TASK INPUTS
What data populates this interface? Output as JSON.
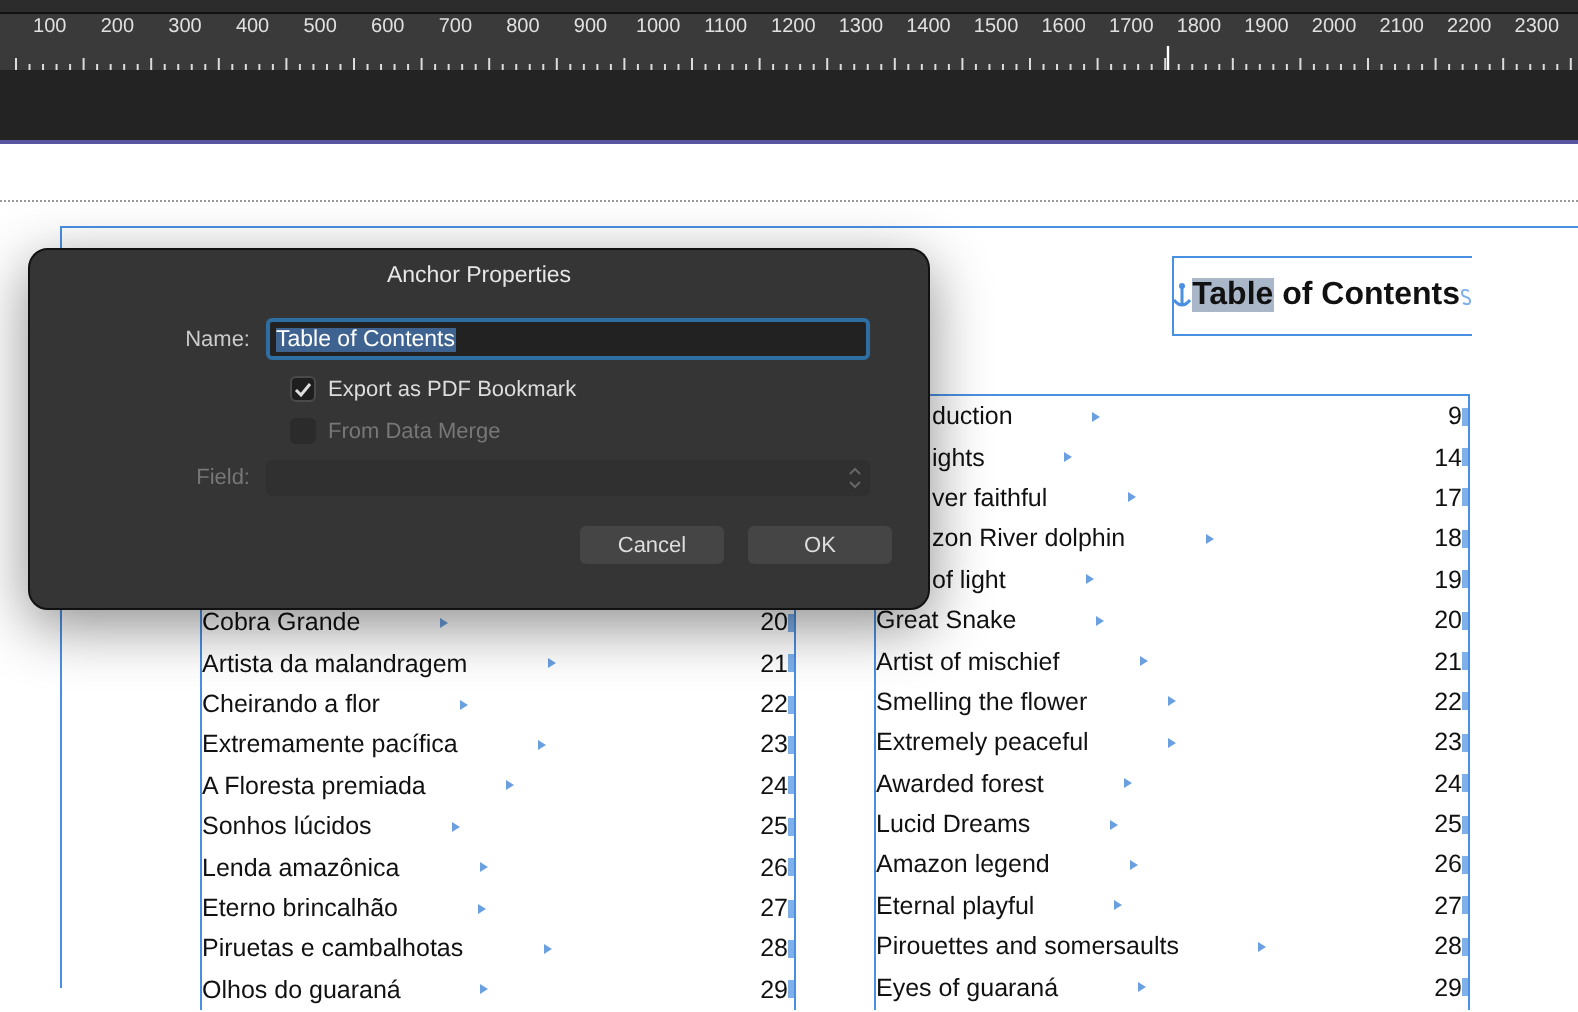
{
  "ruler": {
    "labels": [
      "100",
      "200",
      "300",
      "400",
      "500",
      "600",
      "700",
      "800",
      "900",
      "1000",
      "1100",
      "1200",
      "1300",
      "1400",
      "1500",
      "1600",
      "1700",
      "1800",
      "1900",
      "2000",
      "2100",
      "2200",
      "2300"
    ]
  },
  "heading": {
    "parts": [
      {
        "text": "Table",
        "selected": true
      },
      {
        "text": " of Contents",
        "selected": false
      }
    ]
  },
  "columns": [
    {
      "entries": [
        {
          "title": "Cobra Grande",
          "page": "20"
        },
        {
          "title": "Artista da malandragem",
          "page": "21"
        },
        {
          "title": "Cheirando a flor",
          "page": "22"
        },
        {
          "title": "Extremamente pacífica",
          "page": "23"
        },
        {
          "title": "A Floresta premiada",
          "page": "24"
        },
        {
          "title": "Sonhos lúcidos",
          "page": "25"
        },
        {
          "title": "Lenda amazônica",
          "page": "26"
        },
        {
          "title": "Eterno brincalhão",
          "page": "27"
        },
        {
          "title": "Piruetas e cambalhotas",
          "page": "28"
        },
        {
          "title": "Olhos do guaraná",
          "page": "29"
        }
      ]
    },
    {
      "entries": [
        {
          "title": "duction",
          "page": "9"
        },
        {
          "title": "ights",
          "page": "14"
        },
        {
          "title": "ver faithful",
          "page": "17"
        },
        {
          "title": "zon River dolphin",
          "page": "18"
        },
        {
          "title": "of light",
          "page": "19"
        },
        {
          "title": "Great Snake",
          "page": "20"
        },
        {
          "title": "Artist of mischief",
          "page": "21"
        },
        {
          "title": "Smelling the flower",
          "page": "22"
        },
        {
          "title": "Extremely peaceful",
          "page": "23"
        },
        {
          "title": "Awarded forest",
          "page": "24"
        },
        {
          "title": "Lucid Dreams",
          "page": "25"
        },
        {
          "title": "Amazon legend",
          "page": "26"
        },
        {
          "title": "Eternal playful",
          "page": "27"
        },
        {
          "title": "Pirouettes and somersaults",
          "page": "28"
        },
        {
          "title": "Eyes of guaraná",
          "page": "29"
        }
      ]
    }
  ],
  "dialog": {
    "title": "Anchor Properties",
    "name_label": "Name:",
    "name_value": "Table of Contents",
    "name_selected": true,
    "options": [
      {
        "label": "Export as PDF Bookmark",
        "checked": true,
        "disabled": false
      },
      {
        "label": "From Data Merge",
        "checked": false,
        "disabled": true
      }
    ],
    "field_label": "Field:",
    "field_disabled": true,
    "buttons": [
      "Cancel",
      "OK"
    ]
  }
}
--
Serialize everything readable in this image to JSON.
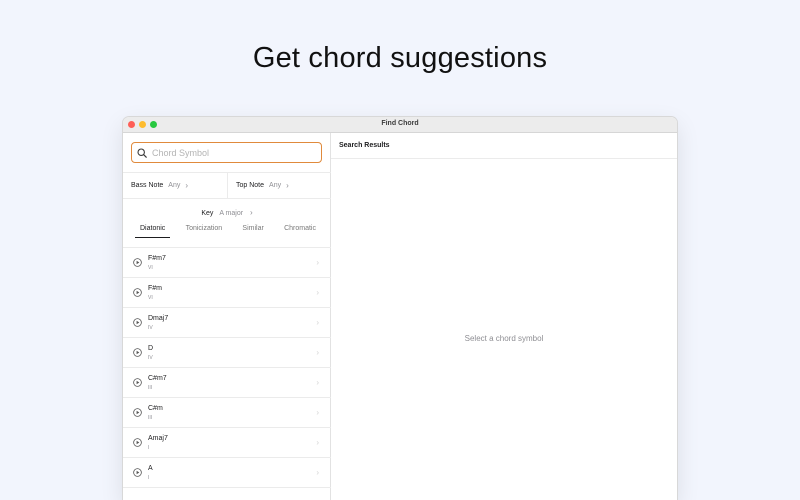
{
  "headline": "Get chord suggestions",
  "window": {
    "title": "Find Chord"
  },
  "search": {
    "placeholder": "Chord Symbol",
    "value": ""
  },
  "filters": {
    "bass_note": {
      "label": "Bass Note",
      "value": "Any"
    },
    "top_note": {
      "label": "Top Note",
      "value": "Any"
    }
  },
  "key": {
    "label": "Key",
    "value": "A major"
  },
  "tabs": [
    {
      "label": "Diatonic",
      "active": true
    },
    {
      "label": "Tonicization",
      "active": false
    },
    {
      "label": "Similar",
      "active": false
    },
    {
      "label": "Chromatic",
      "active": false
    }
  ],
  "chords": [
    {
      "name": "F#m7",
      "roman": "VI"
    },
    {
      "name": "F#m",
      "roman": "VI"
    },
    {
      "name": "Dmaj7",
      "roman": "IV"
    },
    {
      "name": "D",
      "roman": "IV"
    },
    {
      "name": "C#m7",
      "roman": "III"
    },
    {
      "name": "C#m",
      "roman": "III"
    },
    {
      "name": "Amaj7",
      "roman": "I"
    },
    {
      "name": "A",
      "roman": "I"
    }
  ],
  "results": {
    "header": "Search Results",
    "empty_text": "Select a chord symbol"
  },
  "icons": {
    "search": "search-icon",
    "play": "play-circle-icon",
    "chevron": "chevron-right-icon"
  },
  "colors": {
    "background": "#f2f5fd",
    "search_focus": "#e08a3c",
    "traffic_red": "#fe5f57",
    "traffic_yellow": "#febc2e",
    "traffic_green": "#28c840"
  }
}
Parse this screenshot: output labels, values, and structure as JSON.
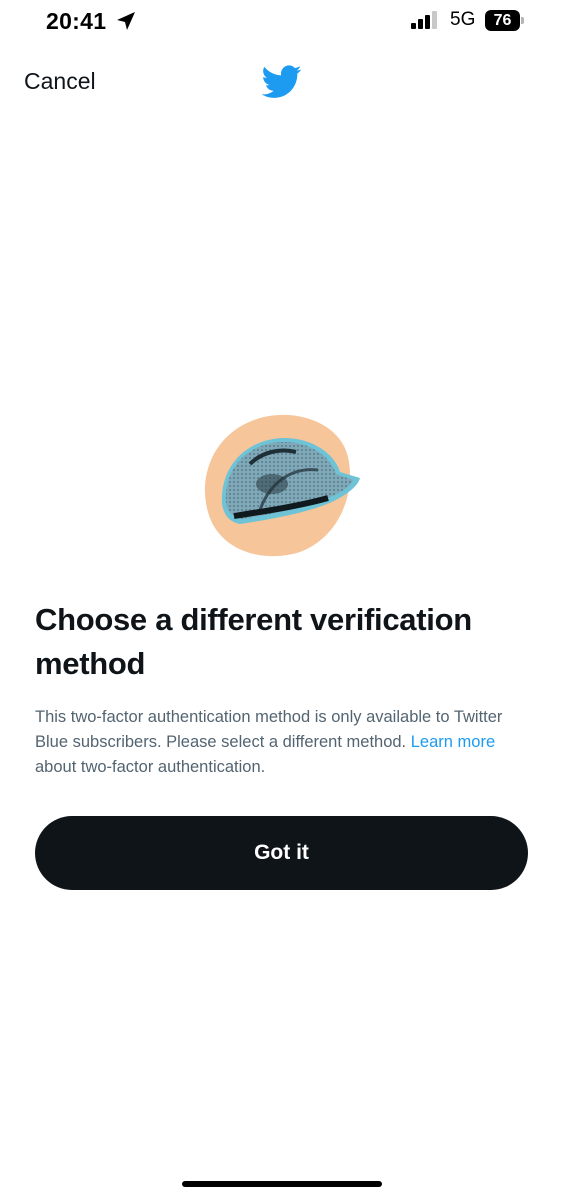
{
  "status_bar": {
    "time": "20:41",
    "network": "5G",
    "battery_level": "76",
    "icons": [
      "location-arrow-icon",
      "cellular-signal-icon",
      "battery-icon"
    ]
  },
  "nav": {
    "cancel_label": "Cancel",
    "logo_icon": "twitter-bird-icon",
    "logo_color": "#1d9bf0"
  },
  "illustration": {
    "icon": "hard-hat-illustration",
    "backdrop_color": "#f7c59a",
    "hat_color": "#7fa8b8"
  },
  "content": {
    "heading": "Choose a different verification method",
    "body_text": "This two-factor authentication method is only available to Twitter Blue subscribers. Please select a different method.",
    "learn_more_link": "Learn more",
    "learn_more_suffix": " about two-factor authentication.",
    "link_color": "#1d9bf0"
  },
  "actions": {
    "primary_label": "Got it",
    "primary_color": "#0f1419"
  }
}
--
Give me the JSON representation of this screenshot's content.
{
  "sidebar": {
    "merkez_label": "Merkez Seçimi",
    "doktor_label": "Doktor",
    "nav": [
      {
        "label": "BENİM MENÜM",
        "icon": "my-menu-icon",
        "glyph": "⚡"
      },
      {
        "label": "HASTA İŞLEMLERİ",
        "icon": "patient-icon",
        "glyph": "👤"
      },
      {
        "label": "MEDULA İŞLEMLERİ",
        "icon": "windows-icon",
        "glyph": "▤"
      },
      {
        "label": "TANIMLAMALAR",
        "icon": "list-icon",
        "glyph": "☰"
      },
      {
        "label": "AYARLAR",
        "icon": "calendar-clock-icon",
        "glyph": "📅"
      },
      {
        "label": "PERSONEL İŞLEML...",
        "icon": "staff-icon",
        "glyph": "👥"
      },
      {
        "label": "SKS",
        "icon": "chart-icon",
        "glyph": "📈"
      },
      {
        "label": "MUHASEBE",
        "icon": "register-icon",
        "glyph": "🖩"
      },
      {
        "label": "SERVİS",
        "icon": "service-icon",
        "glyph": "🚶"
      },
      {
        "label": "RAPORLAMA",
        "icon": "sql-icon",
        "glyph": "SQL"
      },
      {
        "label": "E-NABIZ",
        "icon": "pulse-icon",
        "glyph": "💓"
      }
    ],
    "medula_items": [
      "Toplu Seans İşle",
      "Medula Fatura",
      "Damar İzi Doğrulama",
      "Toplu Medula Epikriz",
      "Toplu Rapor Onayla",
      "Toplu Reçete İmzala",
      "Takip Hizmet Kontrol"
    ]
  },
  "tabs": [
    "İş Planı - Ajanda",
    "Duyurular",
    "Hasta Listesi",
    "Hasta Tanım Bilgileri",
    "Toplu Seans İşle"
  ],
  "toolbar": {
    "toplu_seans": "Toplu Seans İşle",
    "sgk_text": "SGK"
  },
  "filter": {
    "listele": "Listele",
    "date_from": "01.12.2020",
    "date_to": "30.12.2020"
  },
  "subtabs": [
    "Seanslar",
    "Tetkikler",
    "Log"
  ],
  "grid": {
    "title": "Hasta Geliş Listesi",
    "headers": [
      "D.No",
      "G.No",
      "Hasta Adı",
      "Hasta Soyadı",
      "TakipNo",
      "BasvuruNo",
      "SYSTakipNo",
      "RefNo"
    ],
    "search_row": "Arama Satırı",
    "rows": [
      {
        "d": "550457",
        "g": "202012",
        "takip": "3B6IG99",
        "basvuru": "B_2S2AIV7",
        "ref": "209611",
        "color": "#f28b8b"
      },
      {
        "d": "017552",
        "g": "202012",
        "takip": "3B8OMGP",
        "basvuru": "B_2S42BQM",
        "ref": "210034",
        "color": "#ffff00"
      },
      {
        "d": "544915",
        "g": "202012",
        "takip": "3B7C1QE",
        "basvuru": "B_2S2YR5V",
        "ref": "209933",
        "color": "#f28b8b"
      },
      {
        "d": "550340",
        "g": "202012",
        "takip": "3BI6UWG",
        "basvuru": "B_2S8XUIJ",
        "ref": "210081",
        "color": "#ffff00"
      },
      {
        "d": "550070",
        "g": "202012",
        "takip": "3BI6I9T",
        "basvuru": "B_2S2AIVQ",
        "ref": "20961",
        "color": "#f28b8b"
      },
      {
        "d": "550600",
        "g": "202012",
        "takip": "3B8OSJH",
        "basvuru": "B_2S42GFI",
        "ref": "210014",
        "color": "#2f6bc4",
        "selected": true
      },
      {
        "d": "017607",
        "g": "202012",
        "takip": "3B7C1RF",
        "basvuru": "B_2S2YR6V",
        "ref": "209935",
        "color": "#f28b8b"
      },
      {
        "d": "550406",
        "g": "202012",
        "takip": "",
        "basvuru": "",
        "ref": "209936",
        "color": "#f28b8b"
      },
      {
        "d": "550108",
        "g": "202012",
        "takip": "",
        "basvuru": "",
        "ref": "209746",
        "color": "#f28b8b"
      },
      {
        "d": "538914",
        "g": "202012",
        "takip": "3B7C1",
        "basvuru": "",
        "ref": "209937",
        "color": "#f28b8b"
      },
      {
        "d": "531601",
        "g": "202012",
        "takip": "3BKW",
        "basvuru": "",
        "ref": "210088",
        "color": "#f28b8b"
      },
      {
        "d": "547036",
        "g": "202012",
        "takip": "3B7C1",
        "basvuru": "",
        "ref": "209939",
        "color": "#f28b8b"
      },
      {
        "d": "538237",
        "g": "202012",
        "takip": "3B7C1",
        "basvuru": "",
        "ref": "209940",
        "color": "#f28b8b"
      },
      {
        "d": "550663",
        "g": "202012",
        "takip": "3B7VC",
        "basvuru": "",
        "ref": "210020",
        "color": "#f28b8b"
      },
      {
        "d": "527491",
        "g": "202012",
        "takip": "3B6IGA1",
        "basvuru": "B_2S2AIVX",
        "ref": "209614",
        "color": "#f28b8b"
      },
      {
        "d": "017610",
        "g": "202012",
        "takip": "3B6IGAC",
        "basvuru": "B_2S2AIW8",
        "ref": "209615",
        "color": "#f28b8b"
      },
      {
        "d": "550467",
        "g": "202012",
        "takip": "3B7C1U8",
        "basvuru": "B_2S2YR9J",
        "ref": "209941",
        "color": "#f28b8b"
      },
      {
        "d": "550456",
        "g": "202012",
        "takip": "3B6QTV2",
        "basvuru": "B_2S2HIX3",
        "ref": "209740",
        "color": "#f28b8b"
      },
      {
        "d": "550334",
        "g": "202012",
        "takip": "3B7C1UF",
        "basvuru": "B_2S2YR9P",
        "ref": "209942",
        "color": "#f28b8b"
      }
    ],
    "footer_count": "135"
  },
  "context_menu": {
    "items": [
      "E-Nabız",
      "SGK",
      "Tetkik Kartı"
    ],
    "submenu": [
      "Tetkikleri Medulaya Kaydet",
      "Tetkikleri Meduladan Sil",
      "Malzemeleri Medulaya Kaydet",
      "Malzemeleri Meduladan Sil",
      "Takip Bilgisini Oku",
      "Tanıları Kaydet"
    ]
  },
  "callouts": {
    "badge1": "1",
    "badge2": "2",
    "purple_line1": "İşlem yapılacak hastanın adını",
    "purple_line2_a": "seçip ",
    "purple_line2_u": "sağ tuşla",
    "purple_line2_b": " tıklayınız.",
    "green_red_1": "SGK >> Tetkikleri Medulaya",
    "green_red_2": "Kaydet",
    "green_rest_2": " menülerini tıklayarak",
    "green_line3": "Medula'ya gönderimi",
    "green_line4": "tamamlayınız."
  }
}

PROBLEM TO SOLVE
Pull every line containing "Meduladan" out of the records.

ANSWER BELOW
      "Tetkikleri Meduladan Sil",
      "Malzemeleri Meduladan Sil",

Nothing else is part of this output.